* Exercise directions:
What you write must match the records exactly, except for the images, which are left out.

====== Records for this task ======

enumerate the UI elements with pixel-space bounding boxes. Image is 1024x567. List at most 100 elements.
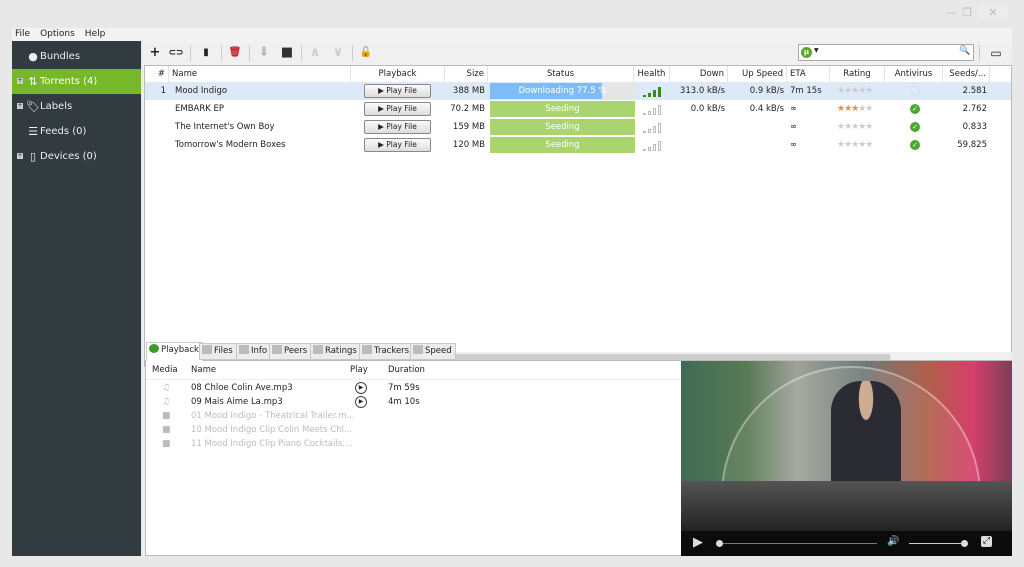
column-header-11[interactable]: Seeds/... [943,66,990,82]
column-media[interactable]: Media [152,365,178,375]
play-circle-button[interactable]: ▶ [355,382,367,394]
sidebar-item-labels[interactable]: + 🏷 Labels [12,94,141,119]
rating-stars[interactable]: ★★★★★ [837,82,873,100]
tab-peers[interactable]: Peers [269,343,312,360]
add-torrent-button[interactable]: + [147,45,163,61]
media-file-row[interactable]: ♫ 08 Chloe Colin Ave.mp3 ▶ 7m 59s [146,381,680,395]
down-speed: 0.0 kB/s [690,104,725,114]
sidebar-item-devices[interactable]: + ▯ Devices (0) [12,144,141,169]
torrent-row[interactable]: 1 Mood Indigo ▶ Play File 388 MB Downloa… [145,82,1011,100]
tab-ratings[interactable]: Ratings [310,343,361,360]
media-file-row[interactable]: ■ 11 Mood Indigo Clip Piano Cocktails...… [146,437,680,451]
expand-icon[interactable]: + [17,103,23,109]
column-play[interactable]: Play [350,365,368,375]
tab-speed[interactable]: Speed [410,343,456,360]
torrent-row[interactable]: The Internet's Own Boy ▶ Play File 159 M… [145,118,1011,136]
column-header-1[interactable]: Name [169,66,351,82]
volume-handle[interactable] [961,540,968,547]
expand-icon[interactable]: + [17,153,23,159]
expand-icon[interactable]: + [17,78,23,84]
play-file-button[interactable]: ▶ Play File [364,84,431,98]
column-header-4[interactable]: Status [488,66,634,82]
start-button[interactable]: ⬇ [256,45,272,61]
move-down-button[interactable]: ∨ [330,45,346,61]
utorrent-logo-icon[interactable]: µ [801,47,812,58]
rating-stars[interactable]: ★★★★★ [837,136,873,154]
sidebar-item-feeds[interactable]: ☰ Feeds (0) [12,119,141,144]
up-speed [728,118,784,136]
remove-button[interactable]: 🗑 [227,45,243,61]
menu-options[interactable]: Options [40,28,75,41]
column-header-2[interactable]: Playback [351,66,445,82]
restore-button[interactable]: ❐ [958,6,976,20]
column-header-10[interactable]: Antivirus [885,66,943,82]
divider [249,45,250,61]
media-file-row[interactable]: ■ 10 Mood Indigo Clip Colin Meets Chl... [146,423,680,437]
column-duration[interactable]: Duration [388,365,425,375]
column-header-3[interactable]: Size [445,66,488,82]
player-controls: ▶ 🔊 ⤢ [681,531,1012,556]
health-signal-icon [643,104,663,115]
rating-stars[interactable]: ★★★★★ [837,100,873,118]
seek-handle[interactable] [716,540,723,547]
column-header-0[interactable]: # [145,66,169,82]
torrent-row[interactable]: EMBARK EP ▶ Play File 70.2 MB Seeding 0.… [145,100,1011,118]
column-header-7[interactable]: Up Speed [728,66,787,82]
volume-slider[interactable] [909,543,964,544]
sidebar-item-label: Feeds (0) [40,126,87,137]
search-box[interactable]: µ ▼ 🔍 [798,44,974,61]
column-name[interactable]: Name [191,365,216,375]
row-number [145,118,166,136]
column-header-9[interactable]: Rating [830,66,885,82]
tab-info[interactable]: Info [236,343,272,360]
play-button[interactable]: ▶ [693,535,703,550]
media-file-row[interactable]: ♫ 09 Mais Aime La.mp3 ▶ 4m 10s [146,395,680,409]
ratings-icon [313,345,325,356]
chevron-down-icon[interactable]: ▼ [814,47,819,54]
tab-playback[interactable]: Playback [146,342,203,361]
peers-icon [272,345,284,356]
divider [352,45,353,61]
media-file-row[interactable]: ■ 01 Mood Indigo - Theatrical Trailer.m.… [146,409,680,423]
info-icon [239,345,251,356]
column-header-5[interactable]: Health [634,66,670,82]
seek-slider[interactable] [719,543,877,544]
remote-monitor-icon[interactable]: ▭ [988,45,1004,61]
video-camera-icon: ■ [162,439,171,449]
toolbar: + ⊂⊃ ▮ 🗑 ⬇ ■ ∧ ∨ 🔓 µ ▼ 🔍 ▭ [143,41,1012,65]
torrents-arrows-icon: ⇅ [28,75,38,88]
play-file-button[interactable]: ▶ Play File [364,102,431,116]
search-input[interactable] [823,46,953,59]
video-player[interactable]: ▶ 🔊 ⤢ [681,361,1012,556]
music-note-icon: ♫ [162,397,171,407]
tab-files[interactable]: Files [199,343,237,360]
tab-trackers[interactable]: Trackers [359,343,414,360]
play-file-button[interactable]: ▶ Play File [364,120,431,134]
play-circle-button[interactable]: ▶ [355,396,367,408]
unlock-icon[interactable]: 🔓 [358,45,374,61]
volume-icon[interactable]: 🔊 [887,536,899,547]
play-file-button[interactable]: ▶ Play File [364,138,431,152]
clock-icon [910,86,920,96]
search-icon[interactable]: 🔍 [959,46,970,56]
menu-help[interactable]: Help [85,28,106,41]
file-duration: 7m 59s [388,383,420,393]
fullscreen-button[interactable]: ⤢ [981,536,992,547]
torrent-size: 159 MB [452,122,485,132]
sidebar-item-bundles[interactable]: ● Bundles [12,44,141,69]
stop-button[interactable]: ■ [279,45,295,61]
sidebar-item-label: Bundles [40,51,81,62]
add-link-button[interactable]: ⊂⊃ [168,45,184,61]
close-button[interactable]: ✕ [978,6,1008,20]
row-number: 1 [160,86,166,96]
move-up-button[interactable]: ∧ [307,45,323,61]
column-header-6[interactable]: Down Speed [670,66,728,95]
torrent-row[interactable]: Tomorrow's Modern Boxes ▶ Play File 120 … [145,136,1011,154]
sidebar-item-torrents[interactable]: + ⇅ Torrents (4) [12,69,141,94]
create-torrent-button[interactable]: ▮ [198,45,214,61]
torrent-name: The Internet's Own Boy [175,122,275,132]
torrent-size: 120 MB [452,140,485,150]
rating-stars[interactable]: ★★★★★ [837,118,873,136]
menu-file[interactable]: File [15,28,30,41]
column-header-8[interactable]: ETA [787,66,830,82]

======

* Result of the task:
enumerate the UI elements with pixel-space bounding boxes. Image is 1024x567. List at most 100 elements.
column-header-11[interactable]: Seeds/... [943,66,990,82]
column-media[interactable]: Media [152,365,178,375]
play-circle-button[interactable]: ▶ [355,382,367,394]
sidebar-item-labels[interactable]: + 🏷 Labels [12,94,141,119]
rating-stars[interactable]: ★★★★★ [837,82,873,100]
tab-peers[interactable]: Peers [269,343,312,360]
add-torrent-button[interactable]: + [147,45,163,61]
media-file-row[interactable]: ♫ 08 Chloe Colin Ave.mp3 ▶ 7m 59s [146,381,680,395]
down-speed: 0.0 kB/s [690,104,725,114]
sidebar-item-devices[interactable]: + ▯ Devices (0) [12,144,141,169]
torrent-row[interactable]: 1 Mood Indigo ▶ Play File 388 MB Downloa… [145,82,1011,100]
tab-ratings[interactable]: Ratings [310,343,361,360]
media-file-row[interactable]: ■ 11 Mood Indigo Clip Piano Cocktails...… [146,437,680,451]
expand-icon[interactable]: + [17,103,23,109]
column-play[interactable]: Play [350,365,368,375]
tab-speed[interactable]: Speed [410,343,456,360]
torrent-row[interactable]: The Internet's Own Boy ▶ Play File 159 M… [145,118,1011,136]
column-header-1[interactable]: Name [169,66,351,82]
volume-handle[interactable] [961,540,968,547]
expand-icon[interactable]: + [17,153,23,159]
expand-icon[interactable]: + [17,78,23,84]
play-file-button[interactable]: ▶ Play File [364,84,431,98]
column-header-4[interactable]: Status [488,66,634,82]
start-button[interactable]: ⬇ [256,45,272,61]
move-down-button[interactable]: ∨ [330,45,346,61]
utorrent-logo-icon[interactable]: µ [801,47,812,58]
rating-stars[interactable]: ★★★★★ [837,136,873,154]
sidebar-item-feeds[interactable]: ☰ Feeds (0) [12,119,141,144]
up-speed [728,118,784,136]
remove-button[interactable]: 🗑 [227,45,243,61]
menu-options[interactable]: Options [40,28,75,41]
column-header-2[interactable]: Playback [351,66,445,82]
restore-button[interactable]: ❐ [958,6,976,20]
column-header-10[interactable]: Antivirus [885,66,943,82]
divider [249,45,250,61]
media-file-row[interactable]: ■ 10 Mood Indigo Clip Colin Meets Chl... [146,423,680,437]
column-duration[interactable]: Duration [388,365,425,375]
column-header-3[interactable]: Size [445,66,488,82]
player-controls: ▶ 🔊 ⤢ [681,531,1012,556]
health-signal-icon [643,104,663,115]
rating-stars[interactable]: ★★★★★ [837,100,873,118]
seek-handle[interactable] [716,540,723,547]
column-header-0[interactable]: # [145,66,169,82]
torrent-row[interactable]: EMBARK EP ▶ Play File 70.2 MB Seeding 0.… [145,100,1011,118]
column-header-7[interactable]: Up Speed [728,66,787,82]
volume-slider[interactable] [909,543,964,544]
sidebar-item-label: Feeds (0) [40,126,87,137]
search-box[interactable]: µ ▼ 🔍 [798,44,974,61]
column-name[interactable]: Name [191,365,216,375]
row-number [145,118,166,136]
column-header-9[interactable]: Rating [830,66,885,82]
tab-info[interactable]: Info [236,343,272,360]
play-button[interactable]: ▶ [693,535,703,550]
media-file-row[interactable]: ♫ 09 Mais Aime La.mp3 ▶ 4m 10s [146,395,680,409]
ratings-icon [313,345,325,356]
chevron-down-icon[interactable]: ▼ [814,47,819,54]
tab-playback[interactable]: Playback [146,342,203,361]
peers-icon [272,345,284,356]
divider [352,45,353,61]
media-file-row[interactable]: ■ 01 Mood Indigo - Theatrical Trailer.m.… [146,409,680,423]
info-icon [239,345,251,356]
column-header-5[interactable]: Health [634,66,670,82]
seek-slider[interactable] [719,543,877,544]
remote-monitor-icon[interactable]: ▭ [988,45,1004,61]
video-camera-icon: ■ [162,439,171,449]
toolbar: + ⊂⊃ ▮ 🗑 ⬇ ■ ∧ ∨ 🔓 µ ▼ 🔍 ▭ [143,41,1012,65]
torrents-arrows-icon: ⇅ [28,75,38,88]
play-file-button[interactable]: ▶ Play File [364,102,431,116]
search-input[interactable] [823,46,953,59]
video-player[interactable]: ▶ 🔊 ⤢ [681,361,1012,556]
music-note-icon: ♫ [162,397,171,407]
tab-files[interactable]: Files [199,343,237,360]
tab-trackers[interactable]: Trackers [359,343,414,360]
play-file-button[interactable]: ▶ Play File [364,120,431,134]
play-circle-button[interactable]: ▶ [355,396,367,408]
unlock-icon[interactable]: 🔓 [358,45,374,61]
volume-icon[interactable]: 🔊 [887,536,899,547]
play-file-button[interactable]: ▶ Play File [364,138,431,152]
clock-icon [910,86,920,96]
search-icon[interactable]: 🔍 [959,46,970,56]
menu-help[interactable]: Help [85,28,106,41]
file-duration: 7m 59s [388,383,420,393]
fullscreen-button[interactable]: ⤢ [981,536,992,547]
torrent-size: 159 MB [452,122,485,132]
sidebar-item-bundles[interactable]: ● Bundles [12,44,141,69]
stop-button[interactable]: ■ [279,45,295,61]
sidebar-item-label: Bundles [40,51,81,62]
add-link-button[interactable]: ⊂⊃ [168,45,184,61]
close-button[interactable]: ✕ [978,6,1008,20]
row-number: 1 [160,86,166,96]
move-up-button[interactable]: ∧ [307,45,323,61]
column-header-6[interactable]: Down Speed [670,66,728,95]
torrent-row[interactable]: Tomorrow's Modern Boxes ▶ Play File 120 … [145,136,1011,154]
sidebar-item-torrents[interactable]: + ⇅ Torrents (4) [12,69,141,94]
create-torrent-button[interactable]: ▮ [198,45,214,61]
torrent-name: The Internet's Own Boy [175,122,275,132]
torrent-size: 120 MB [452,140,485,150]
rating-stars[interactable]: ★★★★★ [837,118,873,136]
menu-file[interactable]: File [15,28,30,41]
column-header-8[interactable]: ETA [787,66,830,82]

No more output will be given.